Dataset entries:
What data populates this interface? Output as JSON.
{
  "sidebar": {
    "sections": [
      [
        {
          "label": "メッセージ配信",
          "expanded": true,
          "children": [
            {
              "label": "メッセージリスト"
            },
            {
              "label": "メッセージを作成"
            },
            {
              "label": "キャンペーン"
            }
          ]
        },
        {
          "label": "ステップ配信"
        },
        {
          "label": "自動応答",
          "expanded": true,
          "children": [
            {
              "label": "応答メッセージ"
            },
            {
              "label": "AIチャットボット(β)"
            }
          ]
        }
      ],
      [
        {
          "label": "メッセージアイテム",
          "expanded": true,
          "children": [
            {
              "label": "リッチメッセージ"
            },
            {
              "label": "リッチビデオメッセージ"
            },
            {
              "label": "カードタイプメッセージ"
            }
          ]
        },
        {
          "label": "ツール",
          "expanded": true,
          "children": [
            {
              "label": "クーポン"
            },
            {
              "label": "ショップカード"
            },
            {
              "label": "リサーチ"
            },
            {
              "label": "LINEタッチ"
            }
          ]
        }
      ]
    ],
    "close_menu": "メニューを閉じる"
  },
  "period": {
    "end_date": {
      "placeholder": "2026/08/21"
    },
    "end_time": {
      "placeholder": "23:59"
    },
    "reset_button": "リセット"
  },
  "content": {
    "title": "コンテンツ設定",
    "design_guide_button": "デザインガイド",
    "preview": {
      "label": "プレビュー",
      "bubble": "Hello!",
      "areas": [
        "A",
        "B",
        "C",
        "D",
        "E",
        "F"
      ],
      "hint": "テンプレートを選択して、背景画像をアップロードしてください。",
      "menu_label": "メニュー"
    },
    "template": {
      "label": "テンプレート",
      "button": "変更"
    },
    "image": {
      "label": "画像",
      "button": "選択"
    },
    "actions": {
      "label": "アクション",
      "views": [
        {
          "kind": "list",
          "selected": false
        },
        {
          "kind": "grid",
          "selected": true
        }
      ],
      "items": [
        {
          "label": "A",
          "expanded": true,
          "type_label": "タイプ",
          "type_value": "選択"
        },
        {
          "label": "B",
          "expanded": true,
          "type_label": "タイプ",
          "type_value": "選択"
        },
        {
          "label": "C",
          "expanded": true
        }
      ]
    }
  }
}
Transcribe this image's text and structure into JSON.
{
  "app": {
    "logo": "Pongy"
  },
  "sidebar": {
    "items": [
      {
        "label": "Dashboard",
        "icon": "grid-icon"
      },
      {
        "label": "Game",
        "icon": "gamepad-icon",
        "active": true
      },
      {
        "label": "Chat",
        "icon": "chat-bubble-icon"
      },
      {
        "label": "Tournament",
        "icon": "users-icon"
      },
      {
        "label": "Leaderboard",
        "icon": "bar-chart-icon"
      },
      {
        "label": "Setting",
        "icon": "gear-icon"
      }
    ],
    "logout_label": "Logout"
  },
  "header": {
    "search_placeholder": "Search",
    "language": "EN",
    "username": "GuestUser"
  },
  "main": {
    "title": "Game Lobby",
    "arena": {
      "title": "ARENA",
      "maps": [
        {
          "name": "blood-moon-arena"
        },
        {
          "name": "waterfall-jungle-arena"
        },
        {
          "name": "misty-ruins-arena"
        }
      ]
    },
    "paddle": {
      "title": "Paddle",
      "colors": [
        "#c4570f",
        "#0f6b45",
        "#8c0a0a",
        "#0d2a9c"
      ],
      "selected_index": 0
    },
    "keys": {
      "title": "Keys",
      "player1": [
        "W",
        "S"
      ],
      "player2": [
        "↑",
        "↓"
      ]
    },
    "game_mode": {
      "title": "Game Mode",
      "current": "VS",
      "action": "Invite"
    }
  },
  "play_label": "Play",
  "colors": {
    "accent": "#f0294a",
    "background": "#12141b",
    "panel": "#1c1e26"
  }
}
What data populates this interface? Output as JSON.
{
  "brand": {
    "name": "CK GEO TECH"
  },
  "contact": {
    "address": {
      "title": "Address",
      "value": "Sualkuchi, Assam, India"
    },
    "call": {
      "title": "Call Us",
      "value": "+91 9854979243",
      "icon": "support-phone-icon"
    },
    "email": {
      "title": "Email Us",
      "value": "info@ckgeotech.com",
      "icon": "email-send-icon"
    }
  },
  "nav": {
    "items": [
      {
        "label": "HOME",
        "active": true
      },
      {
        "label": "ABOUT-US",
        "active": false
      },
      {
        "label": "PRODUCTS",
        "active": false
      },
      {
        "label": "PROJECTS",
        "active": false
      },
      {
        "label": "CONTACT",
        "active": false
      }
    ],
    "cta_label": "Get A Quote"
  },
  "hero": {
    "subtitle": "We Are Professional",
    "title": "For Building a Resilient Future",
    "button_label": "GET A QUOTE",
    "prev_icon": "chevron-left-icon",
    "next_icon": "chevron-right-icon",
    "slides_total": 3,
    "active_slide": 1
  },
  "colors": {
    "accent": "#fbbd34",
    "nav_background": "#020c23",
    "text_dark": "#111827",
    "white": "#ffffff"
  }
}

● STATED TASK
Retype all the records, matching them exactly.

● COMPLETE OUTPUT
What data populates this interface? Output as JSON.
{
  "sidebar": {
    "sections": [
      [
        {
          "label": "メッセージ配信",
          "expanded": true,
          "children": [
            {
              "label": "メッセージリスト"
            },
            {
              "label": "メッセージを作成"
            },
            {
              "label": "キャンペーン"
            }
          ]
        },
        {
          "label": "ステップ配信"
        },
        {
          "label": "自動応答",
          "expanded": true,
          "children": [
            {
              "label": "応答メッセージ"
            },
            {
              "label": "AIチャットボット(β)"
            }
          ]
        }
      ],
      [
        {
          "label": "メッセージアイテム",
          "expanded": true,
          "children": [
            {
              "label": "リッチメッセージ"
            },
            {
              "label": "リッチビデオメッセージ"
            },
            {
              "label": "カードタイプメッセージ"
            }
          ]
        },
        {
          "label": "ツール",
          "expanded": true,
          "children": [
            {
              "label": "クーポン"
            },
            {
              "label": "ショップカード"
            },
            {
              "label": "リサーチ"
            },
            {
              "label": "LINEタッチ"
            }
          ]
        }
      ]
    ],
    "close_menu": "メニューを閉じる"
  },
  "period": {
    "end_date": {
      "placeholder": "2026/08/21"
    },
    "end_time": {
      "placeholder": "23:59"
    },
    "reset_button": "リセット"
  },
  "content": {
    "title": "コンテンツ設定",
    "design_guide_button": "デザインガイド",
    "preview": {
      "label": "プレビュー",
      "bubble": "Hello!",
      "areas": [
        "A",
        "B",
        "C",
        "D",
        "E",
        "F"
      ],
      "hint": "テンプレートを選択して、背景画像をアップロードしてください。",
      "menu_label": "メニュー"
    },
    "template": {
      "label": "テンプレート",
      "button": "変更"
    },
    "image": {
      "label": "画像",
      "button": "選択"
    },
    "actions": {
      "label": "アクション",
      "views": [
        {
          "kind": "list",
          "selected": false
        },
        {
          "kind": "grid",
          "selected": true
        }
      ],
      "items": [
        {
          "label": "A",
          "expanded": true,
          "type_label": "タイプ",
          "type_value": "選択"
        },
        {
          "label": "B",
          "expanded": true,
          "type_label": "タイプ",
          "type_value": "選択"
        },
        {
          "label": "C",
          "expanded": true
        }
      ]
    }
  }
}
Transcribe this image's text and structure into JSON.
{
  "app": {
    "logo": "Pongy"
  },
  "sidebar": {
    "items": [
      {
        "label": "Dashboard",
        "icon": "grid-icon"
      },
      {
        "label": "Game",
        "icon": "gamepad-icon",
        "active": true
      },
      {
        "label": "Chat",
        "icon": "chat-bubble-icon"
      },
      {
        "label": "Tournament",
        "icon": "users-icon"
      },
      {
        "label": "Leaderboard",
        "icon": "bar-chart-icon"
      },
      {
        "label": "Setting",
        "icon": "gear-icon"
      }
    ],
    "logout_label": "Logout"
  },
  "header": {
    "search_placeholder": "Search",
    "language": "EN",
    "username": "GuestUser"
  },
  "main": {
    "title": "Game Lobby",
    "arena": {
      "title": "ARENA",
      "maps": [
        {
          "name": "blood-moon-arena"
        },
        {
          "name": "waterfall-jungle-arena"
        },
        {
          "name": "misty-ruins-arena"
        }
      ]
    },
    "paddle": {
      "title": "Paddle",
      "colors": [
        "#c4570f",
        "#0f6b45",
        "#8c0a0a",
        "#0d2a9c"
      ],
      "selected_index": 0
    },
    "keys": {
      "title": "Keys",
      "player1": [
        "W",
        "S"
      ],
      "player2": [
        "↑",
        "↓"
      ]
    },
    "game_mode": {
      "title": "Game Mode",
      "current": "VS",
      "action": "Invite"
    }
  },
  "play_label": "Play",
  "colors": {
    "accent": "#f0294a",
    "background": "#12141b",
    "panel": "#1c1e26"
  }
}
What data populates this interface? Output as JSON.
{
  "brand": {
    "name": "CK GEO TECH"
  },
  "contact": {
    "address": {
      "title": "Address",
      "value": "Sualkuchi, Assam, India"
    },
    "call": {
      "title": "Call Us",
      "value": "+91 9854979243",
      "icon": "support-phone-icon"
    },
    "email": {
      "title": "Email Us",
      "value": "info@ckgeotech.com",
      "icon": "email-send-icon"
    }
  },
  "nav": {
    "items": [
      {
        "label": "HOME",
        "active": true
      },
      {
        "label": "ABOUT-US",
        "active": false
      },
      {
        "label": "PRODUCTS",
        "active": false
      },
      {
        "label": "PROJECTS",
        "active": false
      },
      {
        "label": "CONTACT",
        "active": false
      }
    ],
    "cta_label": "Get A Quote"
  },
  "hero": {
    "subtitle": "We Are Professional",
    "title": "For Building a Resilient Future",
    "button_label": "GET A QUOTE",
    "prev_icon": "chevron-left-icon",
    "next_icon": "chevron-right-icon",
    "slides_total": 3,
    "active_slide": 1
  },
  "colors": {
    "accent": "#fbbd34",
    "nav_background": "#020c23",
    "text_dark": "#111827",
    "white": "#ffffff"
  }
}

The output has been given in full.